## [WHAT IS REQUIRED]
Convert the lines below into a numbered list, leaving out any blank lines, starting at the first line and ending at the line that contains "y-tick-label: 14000 [26,27,71,44]", with both included.

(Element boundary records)
++++++++++++++++++++
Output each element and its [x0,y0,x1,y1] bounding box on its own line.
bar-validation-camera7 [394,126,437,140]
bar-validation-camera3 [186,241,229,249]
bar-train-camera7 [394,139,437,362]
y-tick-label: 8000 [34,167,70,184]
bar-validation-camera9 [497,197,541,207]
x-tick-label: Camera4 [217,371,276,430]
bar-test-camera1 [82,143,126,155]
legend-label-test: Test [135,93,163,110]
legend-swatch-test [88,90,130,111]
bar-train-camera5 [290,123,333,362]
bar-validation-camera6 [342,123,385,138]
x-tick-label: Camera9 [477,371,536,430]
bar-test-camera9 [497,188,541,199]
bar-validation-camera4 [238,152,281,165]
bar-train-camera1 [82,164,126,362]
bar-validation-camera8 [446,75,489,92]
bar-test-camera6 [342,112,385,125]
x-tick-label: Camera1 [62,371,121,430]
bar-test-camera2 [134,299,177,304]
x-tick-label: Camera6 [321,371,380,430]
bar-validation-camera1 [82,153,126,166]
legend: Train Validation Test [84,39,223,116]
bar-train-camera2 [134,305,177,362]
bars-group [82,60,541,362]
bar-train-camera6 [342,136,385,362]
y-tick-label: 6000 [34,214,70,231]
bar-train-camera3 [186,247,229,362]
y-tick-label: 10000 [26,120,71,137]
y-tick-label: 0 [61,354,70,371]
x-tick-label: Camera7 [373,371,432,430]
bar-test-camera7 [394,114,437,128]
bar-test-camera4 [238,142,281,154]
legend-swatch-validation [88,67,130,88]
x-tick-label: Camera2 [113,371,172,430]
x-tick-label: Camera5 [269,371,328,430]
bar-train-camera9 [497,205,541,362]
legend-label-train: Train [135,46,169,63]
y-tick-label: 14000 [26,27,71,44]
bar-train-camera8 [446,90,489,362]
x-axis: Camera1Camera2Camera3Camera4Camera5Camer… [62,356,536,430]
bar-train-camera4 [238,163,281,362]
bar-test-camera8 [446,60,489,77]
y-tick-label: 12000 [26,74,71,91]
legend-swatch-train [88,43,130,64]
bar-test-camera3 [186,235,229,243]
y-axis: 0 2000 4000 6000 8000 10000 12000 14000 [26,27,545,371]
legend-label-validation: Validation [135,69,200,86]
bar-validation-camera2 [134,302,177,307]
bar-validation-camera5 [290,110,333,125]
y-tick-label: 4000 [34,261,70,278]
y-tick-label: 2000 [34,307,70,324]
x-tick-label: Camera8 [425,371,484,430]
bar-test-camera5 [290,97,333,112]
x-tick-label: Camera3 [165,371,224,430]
++++++++++++++++++++
## [ANSWER TO THIS EXERCISE]
1. Output each element and its [x0,y0,x1,y1] bounding box on its own line.
2. bar-validation-camera7 [394,126,437,140]
3. bar-validation-camera3 [186,241,229,249]
4. bar-train-camera7 [394,139,437,362]
5. y-tick-label: 8000 [34,167,70,184]
6. bar-validation-camera9 [497,197,541,207]
7. x-tick-label: Camera4 [217,371,276,430]
8. bar-test-camera1 [82,143,126,155]
9. legend-label-test: Test [135,93,163,110]
10. legend-swatch-test [88,90,130,111]
11. bar-train-camera5 [290,123,333,362]
12. bar-validation-camera6 [342,123,385,138]
13. x-tick-label: Camera9 [477,371,536,430]
14. bar-test-camera9 [497,188,541,199]
15. bar-validation-camera4 [238,152,281,165]
16. bar-train-camera1 [82,164,126,362]
17. bar-validation-camera8 [446,75,489,92]
18. bar-test-camera6 [342,112,385,125]
19. x-tick-label: Camera1 [62,371,121,430]
20. bar-test-camera2 [134,299,177,304]
21. x-tick-label: Camera6 [321,371,380,430]
22. bar-validation-camera1 [82,153,126,166]
23. legend: Train Validation Test [84,39,223,116]
24. bar-train-camera2 [134,305,177,362]
25. bars-group [82,60,541,362]
26. bar-train-camera6 [342,136,385,362]
27. y-tick-label: 6000 [34,214,70,231]
28. bar-train-camera3 [186,247,229,362]
29. y-tick-label: 10000 [26,120,71,137]
30. y-tick-label: 0 [61,354,70,371]
31. x-tick-label: Camera7 [373,371,432,430]
32. bar-test-camera7 [394,114,437,128]
33. bar-test-camera4 [238,142,281,154]
34. legend-swatch-validation [88,67,130,88]
35. x-tick-label: Camera2 [113,371,172,430]
36. x-tick-label: Camera5 [269,371,328,430]
37. bar-train-camera9 [497,205,541,362]
38. legend-label-train: Train [135,46,169,63]
39. y-tick-label: 14000 [26,27,71,44]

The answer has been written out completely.